■ Exercise goal ■
Keep the images out and copy every entry below exactly.
##### Data for the task
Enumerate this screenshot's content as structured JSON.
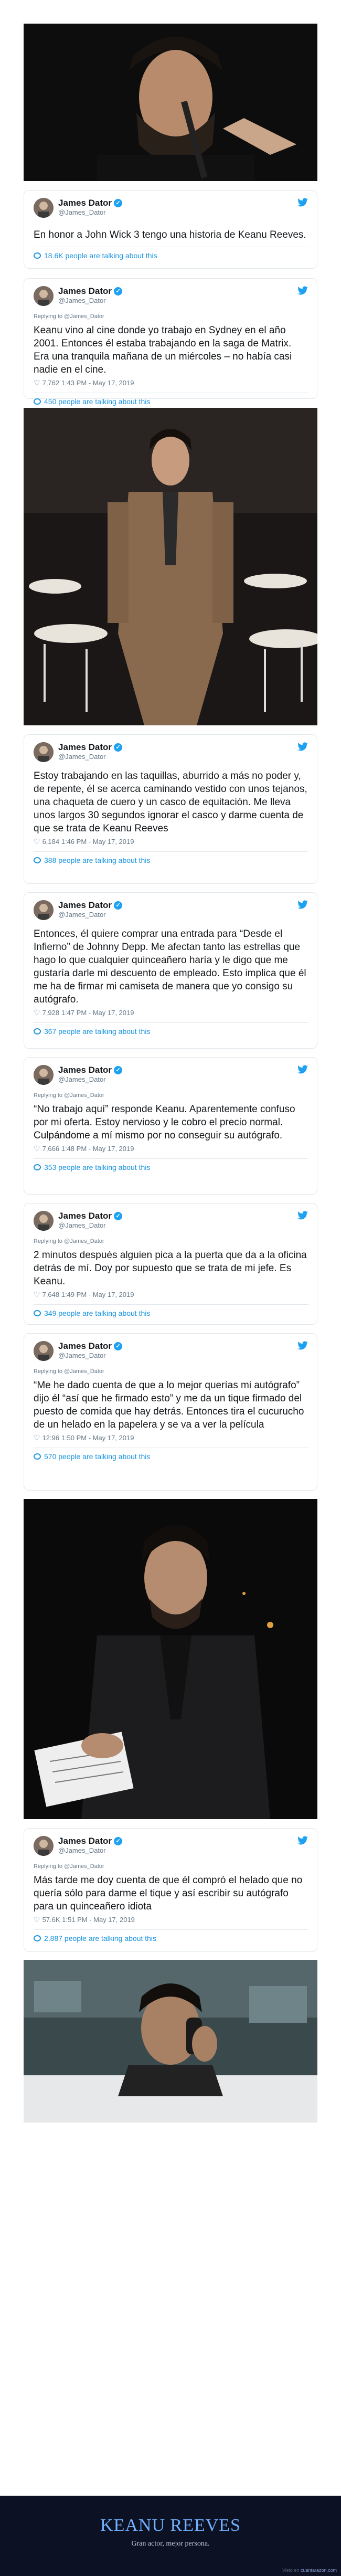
{
  "tweets": [
    {
      "name": "James Dator",
      "handle": "@James_Dator",
      "reply": "",
      "text": "En honor a John Wick 3 tengo una historia de Keanu Reeves.",
      "likes": "",
      "time": "",
      "talking": "18.6K people are talking about this"
    },
    {
      "name": "James Dator",
      "handle": "@James_Dator",
      "reply": "Replying to @James_Dator",
      "text": "Keanu vino al cine donde yo trabajo en Sydney en el año 2001. Entonces él estaba trabajando en la saga de Matrix. Era una tranquila mañana de un miércoles – no había casi nadie en el cine.",
      "likes": "7,762",
      "time": "1:43 PM - May 17, 2019",
      "talking": "450 people are talking about this"
    },
    {
      "name": "James Dator",
      "handle": "@James_Dator",
      "reply": "",
      "text": "Estoy trabajando en las taquillas, aburrido a más no poder y, de repente, él se acerca caminando vestido con unos tejanos, una chaqueta de cuero y un casco de equitación. Me lleva unos largos 30 segundos ignorar el casco y darme cuenta de que se trata de Keanu Reeves",
      "likes": "6,184",
      "time": "1:46 PM - May 17, 2019",
      "talking": "388 people are talking about this"
    },
    {
      "name": "James Dator",
      "handle": "@James_Dator",
      "reply": "",
      "text": "Entonces, él quiere comprar  una entrada para “Desde el Infierno” de Johnny Depp. Me afectan tanto las estrellas que hago lo que cualquier quinceañero haría y le digo que me gustaría darle mi descuento de empleado. Esto implica que él me ha de firmar mi camiseta de manera que yo consigo su autógrafo.",
      "likes": "7,928",
      "time": "1:47 PM - May 17, 2019",
      "talking": "367 people are talking about this"
    },
    {
      "name": "James Dator",
      "handle": "@James_Dator",
      "reply": "Replying to @James_Dator",
      "text": "“No trabajo aquí” responde Keanu. Aparentemente confuso por mi oferta. Estoy nervioso y le cobro el precio normal. Culpándome a mí mismo por no conseguir su autógrafo.",
      "likes": "7,666",
      "time": "1:48 PM - May 17, 2019",
      "talking": "353 people are talking about this"
    },
    {
      "name": "James Dator",
      "handle": "@James_Dator",
      "reply": "Replying to @James_Dator",
      "text": "2 minutos después alguien pica a la puerta que da a la oficina detrás de mí. Doy por supuesto que se trata de mi jefe. Es Keanu.",
      "likes": "7,648",
      "time": "1:49 PM - May 17, 2019",
      "talking": "349 people are talking about this"
    },
    {
      "name": "James Dator",
      "handle": "@James_Dator",
      "reply": "Replying to @James_Dator",
      "text": "“Me he dado cuenta de que a lo mejor querías mi autógrafo” dijo él “así que he firmado esto” y me da un tique firmado del puesto de comida que hay detrás. Entonces tira el cucurucho de un helado en la papelera y se va a ver la película",
      "likes": "",
      "time": "12:96  1:50 PM - May 17, 2019",
      "talking": "570 people are talking about this"
    },
    {
      "name": "James Dator",
      "handle": "@James_Dator",
      "reply": "Replying to @James_Dator",
      "text": "Más tarde me doy cuenta de que él compró el helado que no quería sólo para darme el tique y así escribir su autógrafo para un quinceañero idiota",
      "likes": "57.6K",
      "time": "1:51 PM - May 17, 2019",
      "talking": "2,887 people are talking about this"
    }
  ],
  "footer": {
    "title": "KEANU REEVES",
    "subtitle": "Gran actor, mejor persona.",
    "watermark_prefix": "Visto en ",
    "watermark_site": "cuantarazon.com"
  },
  "colors": {
    "verified": "#1da1f2",
    "link": "#1b95e0",
    "footer_bg": "#0c1124",
    "footer_title": "#6fb0ff"
  },
  "icons": {
    "bird": "twitter-bird-icon",
    "heart": "heart-icon",
    "verified": "verified-badge-icon",
    "bubble": "speech-bubble-icon"
  }
}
##########
■ Exercise output ■
Enumerate this screenshot's content as structured JSON.
{
  "tweets": [
    {
      "name": "James Dator",
      "handle": "@James_Dator",
      "reply": "",
      "text": "En honor a John Wick 3 tengo una historia de Keanu Reeves.",
      "likes": "",
      "time": "",
      "talking": "18.6K people are talking about this"
    },
    {
      "name": "James Dator",
      "handle": "@James_Dator",
      "reply": "Replying to @James_Dator",
      "text": "Keanu vino al cine donde yo trabajo en Sydney en el año 2001. Entonces él estaba trabajando en la saga de Matrix. Era una tranquila mañana de un miércoles – no había casi nadie en el cine.",
      "likes": "7,762",
      "time": "1:43 PM - May 17, 2019",
      "talking": "450 people are talking about this"
    },
    {
      "name": "James Dator",
      "handle": "@James_Dator",
      "reply": "",
      "text": "Estoy trabajando en las taquillas, aburrido a más no poder y, de repente, él se acerca caminando vestido con unos tejanos, una chaqueta de cuero y un casco de equitación. Me lleva unos largos 30 segundos ignorar el casco y darme cuenta de que se trata de Keanu Reeves",
      "likes": "6,184",
      "time": "1:46 PM - May 17, 2019",
      "talking": "388 people are talking about this"
    },
    {
      "name": "James Dator",
      "handle": "@James_Dator",
      "reply": "",
      "text": "Entonces, él quiere comprar  una entrada para “Desde el Infierno” de Johnny Depp. Me afectan tanto las estrellas que hago lo que cualquier quinceañero haría y le digo que me gustaría darle mi descuento de empleado. Esto implica que él me ha de firmar mi camiseta de manera que yo consigo su autógrafo.",
      "likes": "7,928",
      "time": "1:47 PM - May 17, 2019",
      "talking": "367 people are talking about this"
    },
    {
      "name": "James Dator",
      "handle": "@James_Dator",
      "reply": "Replying to @James_Dator",
      "text": "“No trabajo aquí” responde Keanu. Aparentemente confuso por mi oferta. Estoy nervioso y le cobro el precio normal. Culpándome a mí mismo por no conseguir su autógrafo.",
      "likes": "7,666",
      "time": "1:48 PM - May 17, 2019",
      "talking": "353 people are talking about this"
    },
    {
      "name": "James Dator",
      "handle": "@James_Dator",
      "reply": "Replying to @James_Dator",
      "text": "2 minutos después alguien pica a la puerta que da a la oficina detrás de mí. Doy por supuesto que se trata de mi jefe. Es Keanu.",
      "likes": "7,648",
      "time": "1:49 PM - May 17, 2019",
      "talking": "349 people are talking about this"
    },
    {
      "name": "James Dator",
      "handle": "@James_Dator",
      "reply": "Replying to @James_Dator",
      "text": "“Me he dado cuenta de que a lo mejor querías mi autógrafo” dijo él “así que he firmado esto” y me da un tique firmado del puesto de comida que hay detrás. Entonces tira el cucurucho de un helado en la papelera y se va a ver la película",
      "likes": "",
      "time": "12:96  1:50 PM - May 17, 2019",
      "talking": "570 people are talking about this"
    },
    {
      "name": "James Dator",
      "handle": "@James_Dator",
      "reply": "Replying to @James_Dator",
      "text": "Más tarde me doy cuenta de que él compró el helado que no quería sólo para darme el tique y así escribir su autógrafo para un quinceañero idiota",
      "likes": "57.6K",
      "time": "1:51 PM - May 17, 2019",
      "talking": "2,887 people are talking about this"
    }
  ],
  "footer": {
    "title": "KEANU REEVES",
    "subtitle": "Gran actor, mejor persona.",
    "watermark_prefix": "Visto en ",
    "watermark_site": "cuantarazon.com"
  },
  "colors": {
    "verified": "#1da1f2",
    "link": "#1b95e0",
    "footer_bg": "#0c1124",
    "footer_title": "#6fb0ff"
  },
  "icons": {
    "bird": "twitter-bird-icon",
    "heart": "heart-icon",
    "verified": "verified-badge-icon",
    "bubble": "speech-bubble-icon"
  }
}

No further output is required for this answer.